§ Exercise description:
Every record must appear in your copy exactly as written, with no pictures.

[Extracted data entries]
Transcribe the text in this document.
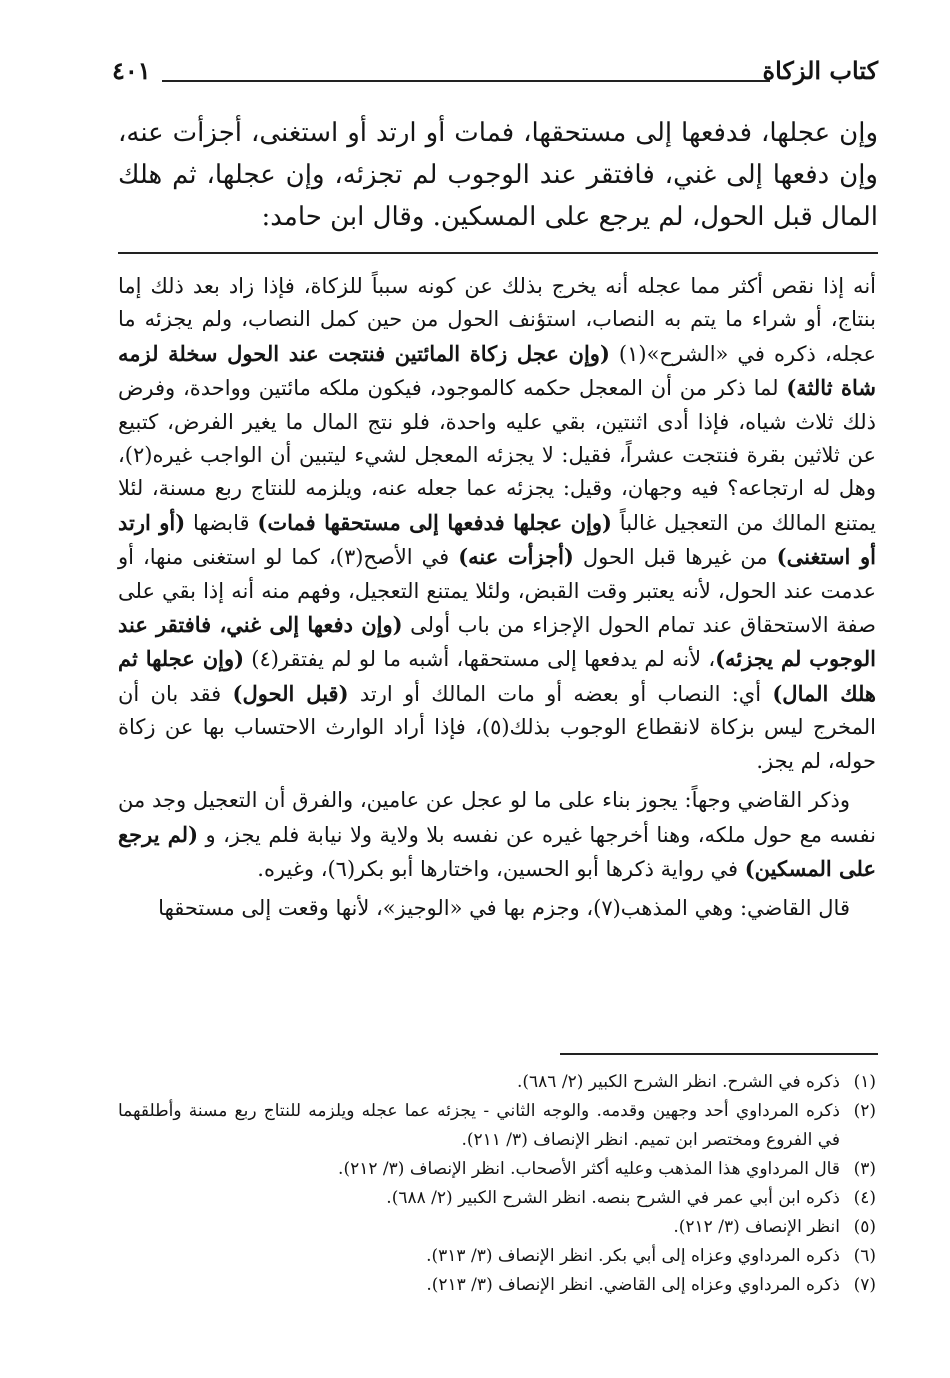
كتاب الزكاة
٤٠١
وإن عجلها، فدفعها إلى مستحقها، فمات أو ارتد أو استغنى، أجزأت عنه، وإن دفعها إلى غني، فافتقر عند الوجوب لم تجزئه، وإن عجلها، ثم هلك المال قبل الحول، لم يرجع على المسكين. وقال ابن حامد:

أنه إذا نقص أكثر مما عجله أنه يخرج بذلك عن كونه سبباً للزكاة، فإذا زاد بعد ذلك إما بنتاج، أو شراء ما يتم به النصاب، استؤنف الحول من حين كمل النصاب، ولم يجزئه ما عجله، ذكره في «الشرح»(١) (وإن عجل زكاة المائتين فنتجت عند الحول سخلة لزمه شاة ثالثة) لما ذكر من أن المعجل حكمه كالموجود، فيكون ملكه مائتين وواحدة، وفرض ذلك ثلاث شياه، فإذا أدى اثنتين، بقي عليه واحدة، فلو نتج المال ما يغير الفرض، كتبيع عن ثلاثين بقرة فنتجت عشراً، فقيل: لا يجزئه المعجل لشيء ليتبين أن الواجب غيره(٢)، وهل له ارتجاعه؟ فيه وجهان، وقيل: يجزئه عما جعله عنه، ويلزمه للنتاج ربع مسنة، لئلا يمتنع المالك من التعجيل غالباً (وإن عجلها فدفعها إلى مستحقها فمات) قابضها (أو ارتد أو استغنى) من غيرها قبل الحول (أجزأت عنه) في الأصح(٣)، كما لو استغنى منها، أو عدمت عند الحول، لأنه يعتبر وقت القبض، ولئلا يمتنع التعجيل، وفهم منه أنه إذا بقي على صفة الاستحقاق عند تمام الحول الإجزاء من باب أولى (وإن دفعها إلى غني، فافتقر عند الوجوب لم يجزئه)، لأنه لم يدفعها إلى مستحقها، أشبه ما لو لم يفتقر(٤) (وإن عجلها ثم هلك المال) أي: النصاب أو بعضه أو مات المالك أو ارتد (قبل الحول) فقد بان أن المخرج ليس بزكاة لانقطاع الوجوب بذلك(٥)، فإذا أراد الوارث الاحتساب بها عن زكاة حوله، لم يجز.

وذكر القاضي وجهاً: يجوز بناء على ما لو عجل عن عامين، والفرق أن التعجيل وجد من نفسه مع حول ملكه، وهنا أخرجها غيره عن نفسه بلا ولاية ولا نيابة فلم يجز، و (لم يرجع على المسكين) في رواية ذكرها أبو الحسين، واختارها أبو بكر(٦)، وغيره.

قال القاضي: وهي المذهب(٧)، وجزم بها في «الوجيز»، لأنها وقعت إلى مستحقها

(١)
ذكره في الشرح. انظر الشرح الكبير (٢/ ٦٨٦).
(٢)
ذكره المرداوي أحد وجهين وقدمه. والوجه الثاني - يجزئه عما عجله ويلزمه للنتاج ربع مسنة وأطلقهما في الفروع ومختصر ابن تميم. انظر الإنصاف (٣/ ٢١١).
(٣)
قال المرداوي هذا المذهب وعليه أكثر الأصحاب. انظر الإنصاف (٣/ ٢١٢).
(٤)
ذكره ابن أبي عمر في الشرح بنصه. انظر الشرح الكبير (٢/ ٦٨٨).
(٥)
انظر الإنصاف (٣/ ٢١٢).
(٦)
ذكره المرداوي وعزاه إلى أبي بكر. انظر الإنصاف (٣/ ٣١٣).
(٧)
ذكره المرداوي وعزاه إلى القاضي. انظر الإنصاف (٣/ ٢١٣).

§ In response:
Transcribe the text in this document.
كتاب الزكاة
٤٠١
وإن عجلها، فدفعها إلى مستحقها، فمات أو ارتد أو استغنى، أجزأت عنه، وإن دفعها إلى غني، فافتقر عند الوجوب لم تجزئه، وإن عجلها، ثم هلك المال قبل الحول، لم يرجع على المسكين. وقال ابن حامد:

أنه إذا نقص أكثر مما عجله أنه يخرج بذلك عن كونه سبباً للزكاة، فإذا زاد بعد ذلك إما بنتاج، أو شراء ما يتم به النصاب، استؤنف الحول من حين كمل النصاب، ولم يجزئه ما عجله، ذكره في «الشرح»(١) (وإن عجل زكاة المائتين فنتجت عند الحول سخلة لزمه شاة ثالثة) لما ذكر من أن المعجل حكمه كالموجود، فيكون ملكه مائتين وواحدة، وفرض ذلك ثلاث شياه، فإذا أدى اثنتين، بقي عليه واحدة، فلو نتج المال ما يغير الفرض، كتبيع عن ثلاثين بقرة فنتجت عشراً، فقيل: لا يجزئه المعجل لشيء ليتبين أن الواجب غيره(٢)، وهل له ارتجاعه؟ فيه وجهان، وقيل: يجزئه عما جعله عنه، ويلزمه للنتاج ربع مسنة، لئلا يمتنع المالك من التعجيل غالباً (وإن عجلها فدفعها إلى مستحقها فمات) قابضها (أو ارتد أو استغنى) من غيرها قبل الحول (أجزأت عنه) في الأصح(٣)، كما لو استغنى منها، أو عدمت عند الحول، لأنه يعتبر وقت القبض، ولئلا يمتنع التعجيل، وفهم منه أنه إذا بقي على صفة الاستحقاق عند تمام الحول الإجزاء من باب أولى (وإن دفعها إلى غني، فافتقر عند الوجوب لم يجزئه)، لأنه لم يدفعها إلى مستحقها، أشبه ما لو لم يفتقر(٤) (وإن عجلها ثم هلك المال) أي: النصاب أو بعضه أو مات المالك أو ارتد (قبل الحول) فقد بان أن المخرج ليس بزكاة لانقطاع الوجوب بذلك(٥)، فإذا أراد الوارث الاحتساب بها عن زكاة حوله، لم يجز.

وذكر القاضي وجهاً: يجوز بناء على ما لو عجل عن عامين، والفرق أن التعجيل وجد من نفسه مع حول ملكه، وهنا أخرجها غيره عن نفسه بلا ولاية ولا نيابة فلم يجز، و (لم يرجع على المسكين) في رواية ذكرها أبو الحسين، واختارها أبو بكر(٦)، وغيره.

قال القاضي: وهي المذهب(٧)، وجزم بها في «الوجيز»، لأنها وقعت إلى مستحقها

(١)
ذكره في الشرح. انظر الشرح الكبير (٢/ ٦٨٦).
(٢)
ذكره المرداوي أحد وجهين وقدمه. والوجه الثاني - يجزئه عما عجله ويلزمه للنتاج ربع مسنة وأطلقهما في الفروع ومختصر ابن تميم. انظر الإنصاف (٣/ ٢١١).
(٣)
قال المرداوي هذا المذهب وعليه أكثر الأصحاب. انظر الإنصاف (٣/ ٢١٢).
(٤)
ذكره ابن أبي عمر في الشرح بنصه. انظر الشرح الكبير (٢/ ٦٨٨).
(٥)
انظر الإنصاف (٣/ ٢١٢).
(٦)
ذكره المرداوي وعزاه إلى أبي بكر. انظر الإنصاف (٣/ ٣١٣).
(٧)
ذكره المرداوي وعزاه إلى القاضي. انظر الإنصاف (٣/ ٢١٣).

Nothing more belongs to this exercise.